┌─ Exercise inputs

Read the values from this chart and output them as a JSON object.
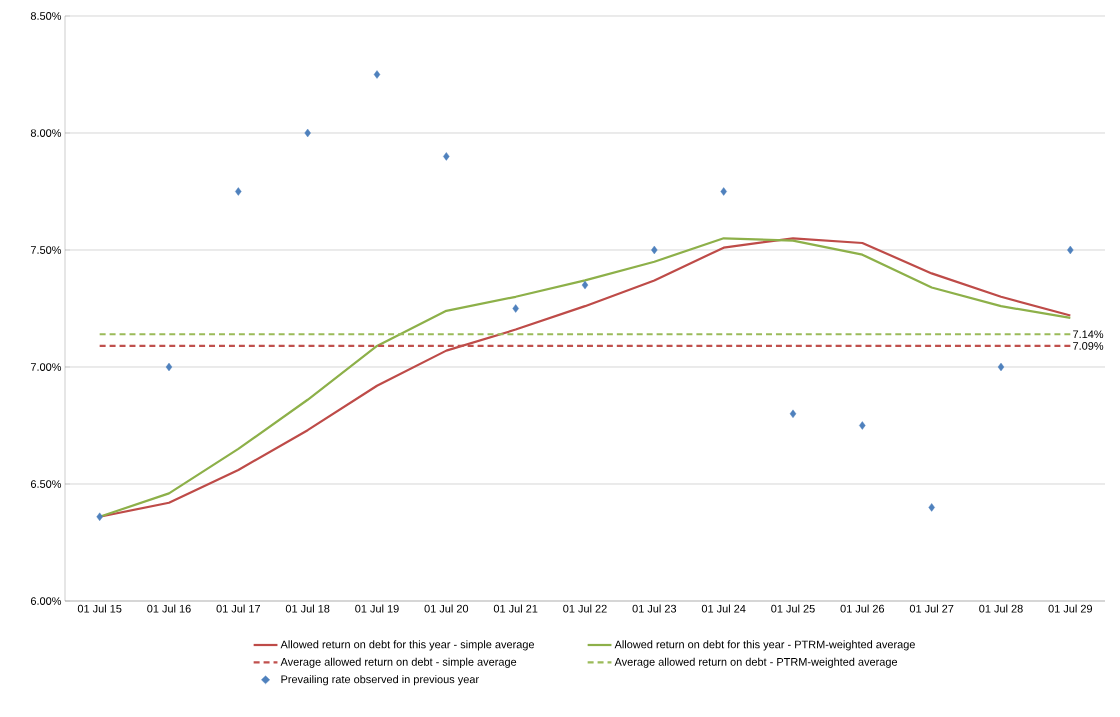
{
  "chart_data": {
    "type": "line",
    "categories": [
      "01 Jul 15",
      "01 Jul 16",
      "01 Jul 17",
      "01 Jul 18",
      "01 Jul 19",
      "01 Jul 20",
      "01 Jul 21",
      "01 Jul 22",
      "01 Jul 23",
      "01 Jul 24",
      "01 Jul 25",
      "01 Jul 26",
      "01 Jul 27",
      "01 Jul 28",
      "01 Jul 29"
    ],
    "series": [
      {
        "name": "Allowed return on debt for this year - simple average",
        "color": "#be4b48",
        "line_style": "solid",
        "values": [
          6.36,
          6.42,
          6.56,
          6.73,
          6.92,
          7.07,
          7.16,
          7.26,
          7.37,
          7.51,
          7.55,
          7.53,
          7.4,
          7.3,
          7.22
        ]
      },
      {
        "name": "Allowed return on debt for this year - PTRM-weighted average",
        "color": "#8db049",
        "line_style": "solid",
        "values": [
          6.36,
          6.46,
          6.65,
          6.86,
          7.09,
          7.24,
          7.3,
          7.37,
          7.45,
          7.55,
          7.54,
          7.48,
          7.34,
          7.26,
          7.21
        ]
      },
      {
        "name": "Average allowed return on debt - simple average",
        "color": "#c0504d",
        "line_style": "dashed",
        "values": [
          7.09,
          7.09,
          7.09,
          7.09,
          7.09,
          7.09,
          7.09,
          7.09,
          7.09,
          7.09,
          7.09,
          7.09,
          7.09,
          7.09,
          7.09
        ],
        "value_labels": [
          null,
          null,
          null,
          null,
          null,
          null,
          null,
          null,
          null,
          null,
          null,
          null,
          null,
          null,
          "7.09%"
        ]
      },
      {
        "name": "Average allowed return on debt - PTRM-weighted average",
        "color": "#9bbb59",
        "line_style": "dashed",
        "values": [
          7.14,
          7.14,
          7.14,
          7.14,
          7.14,
          7.14,
          7.14,
          7.14,
          7.14,
          7.14,
          7.14,
          7.14,
          7.14,
          7.14,
          7.14
        ],
        "value_labels": [
          null,
          null,
          null,
          null,
          null,
          null,
          null,
          null,
          null,
          null,
          null,
          null,
          null,
          null,
          "7.14%"
        ]
      },
      {
        "name": "Prevailing rate observed in previous year",
        "type": "scatter",
        "color": "#4f81bd",
        "marker": "diamond",
        "values": [
          6.36,
          7.0,
          7.75,
          8.0,
          8.25,
          7.9,
          7.25,
          7.35,
          7.5,
          7.75,
          6.8,
          6.75,
          6.4,
          7.0,
          7.5
        ]
      }
    ],
    "ylim": [
      6.0,
      8.5
    ],
    "yticks": [
      {
        "value": 6.0,
        "label": "6.00%"
      },
      {
        "value": 6.5,
        "label": "6.50%"
      },
      {
        "value": 7.0,
        "label": "7.00%"
      },
      {
        "value": 7.5,
        "label": "7.50%"
      },
      {
        "value": 8.0,
        "label": "8.00%"
      },
      {
        "value": 8.5,
        "label": "8.50%"
      }
    ],
    "grid": "y",
    "legend": "bottom"
  }
}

└─

§ **Do this**
Quote everything in the listing above exactly; pictures are the only thing to omit.

§ **The output**
Read the values from this chart and output them as a JSON object.
{
  "chart_data": {
    "type": "line",
    "categories": [
      "01 Jul 15",
      "01 Jul 16",
      "01 Jul 17",
      "01 Jul 18",
      "01 Jul 19",
      "01 Jul 20",
      "01 Jul 21",
      "01 Jul 22",
      "01 Jul 23",
      "01 Jul 24",
      "01 Jul 25",
      "01 Jul 26",
      "01 Jul 27",
      "01 Jul 28",
      "01 Jul 29"
    ],
    "series": [
      {
        "name": "Allowed return on debt for this year - simple average",
        "color": "#be4b48",
        "line_style": "solid",
        "values": [
          6.36,
          6.42,
          6.56,
          6.73,
          6.92,
          7.07,
          7.16,
          7.26,
          7.37,
          7.51,
          7.55,
          7.53,
          7.4,
          7.3,
          7.22
        ]
      },
      {
        "name": "Allowed return on debt for this year - PTRM-weighted average",
        "color": "#8db049",
        "line_style": "solid",
        "values": [
          6.36,
          6.46,
          6.65,
          6.86,
          7.09,
          7.24,
          7.3,
          7.37,
          7.45,
          7.55,
          7.54,
          7.48,
          7.34,
          7.26,
          7.21
        ]
      },
      {
        "name": "Average allowed return on debt - simple average",
        "color": "#c0504d",
        "line_style": "dashed",
        "values": [
          7.09,
          7.09,
          7.09,
          7.09,
          7.09,
          7.09,
          7.09,
          7.09,
          7.09,
          7.09,
          7.09,
          7.09,
          7.09,
          7.09,
          7.09
        ],
        "value_labels": [
          null,
          null,
          null,
          null,
          null,
          null,
          null,
          null,
          null,
          null,
          null,
          null,
          null,
          null,
          "7.09%"
        ]
      },
      {
        "name": "Average allowed return on debt - PTRM-weighted average",
        "color": "#9bbb59",
        "line_style": "dashed",
        "values": [
          7.14,
          7.14,
          7.14,
          7.14,
          7.14,
          7.14,
          7.14,
          7.14,
          7.14,
          7.14,
          7.14,
          7.14,
          7.14,
          7.14,
          7.14
        ],
        "value_labels": [
          null,
          null,
          null,
          null,
          null,
          null,
          null,
          null,
          null,
          null,
          null,
          null,
          null,
          null,
          "7.14%"
        ]
      },
      {
        "name": "Prevailing rate observed in previous year",
        "type": "scatter",
        "color": "#4f81bd",
        "marker": "diamond",
        "values": [
          6.36,
          7.0,
          7.75,
          8.0,
          8.25,
          7.9,
          7.25,
          7.35,
          7.5,
          7.75,
          6.8,
          6.75,
          6.4,
          7.0,
          7.5
        ]
      }
    ],
    "ylim": [
      6.0,
      8.5
    ],
    "yticks": [
      {
        "value": 6.0,
        "label": "6.00%"
      },
      {
        "value": 6.5,
        "label": "6.50%"
      },
      {
        "value": 7.0,
        "label": "7.00%"
      },
      {
        "value": 7.5,
        "label": "7.50%"
      },
      {
        "value": 8.0,
        "label": "8.00%"
      },
      {
        "value": 8.5,
        "label": "8.50%"
      }
    ],
    "grid": "y",
    "legend": "bottom"
  }
}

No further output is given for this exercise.